● EXERCISE PROMPT: For the entries below, how many lines include the word "Chainer"? Give the figure and nothing more.

● MATERIAL PROVIDED:
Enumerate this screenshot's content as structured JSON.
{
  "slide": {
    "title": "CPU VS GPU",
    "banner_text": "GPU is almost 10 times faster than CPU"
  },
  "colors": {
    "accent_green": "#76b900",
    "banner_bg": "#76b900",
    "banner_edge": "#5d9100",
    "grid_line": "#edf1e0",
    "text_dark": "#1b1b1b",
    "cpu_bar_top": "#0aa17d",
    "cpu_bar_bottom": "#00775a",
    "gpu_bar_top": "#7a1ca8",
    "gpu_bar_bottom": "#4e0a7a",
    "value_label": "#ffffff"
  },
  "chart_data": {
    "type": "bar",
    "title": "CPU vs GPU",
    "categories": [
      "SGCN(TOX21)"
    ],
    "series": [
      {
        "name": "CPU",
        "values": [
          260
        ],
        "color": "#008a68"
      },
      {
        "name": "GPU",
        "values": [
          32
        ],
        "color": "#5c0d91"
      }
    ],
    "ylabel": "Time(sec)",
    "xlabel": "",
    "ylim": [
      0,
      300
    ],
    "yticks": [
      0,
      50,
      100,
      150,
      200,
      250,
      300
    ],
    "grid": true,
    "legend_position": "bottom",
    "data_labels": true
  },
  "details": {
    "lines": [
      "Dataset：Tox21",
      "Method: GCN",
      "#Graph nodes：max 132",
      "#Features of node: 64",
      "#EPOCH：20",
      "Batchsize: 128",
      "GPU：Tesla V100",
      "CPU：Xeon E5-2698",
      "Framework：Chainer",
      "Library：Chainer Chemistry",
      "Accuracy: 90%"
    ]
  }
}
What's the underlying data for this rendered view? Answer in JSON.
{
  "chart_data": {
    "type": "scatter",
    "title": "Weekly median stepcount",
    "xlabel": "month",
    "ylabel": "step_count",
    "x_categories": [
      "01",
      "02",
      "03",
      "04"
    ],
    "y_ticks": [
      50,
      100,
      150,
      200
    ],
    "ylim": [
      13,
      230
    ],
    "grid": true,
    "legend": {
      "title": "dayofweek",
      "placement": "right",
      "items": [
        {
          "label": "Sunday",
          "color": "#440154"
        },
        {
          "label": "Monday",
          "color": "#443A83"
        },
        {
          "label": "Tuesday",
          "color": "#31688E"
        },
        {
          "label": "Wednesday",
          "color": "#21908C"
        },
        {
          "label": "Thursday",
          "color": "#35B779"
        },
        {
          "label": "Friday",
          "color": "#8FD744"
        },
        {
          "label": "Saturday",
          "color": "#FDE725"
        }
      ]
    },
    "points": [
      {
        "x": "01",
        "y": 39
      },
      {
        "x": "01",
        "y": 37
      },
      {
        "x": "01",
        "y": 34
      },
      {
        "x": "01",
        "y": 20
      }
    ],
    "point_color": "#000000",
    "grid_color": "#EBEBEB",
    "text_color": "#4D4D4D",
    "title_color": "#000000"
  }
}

● RESULT OF THIS EXERCISE: 2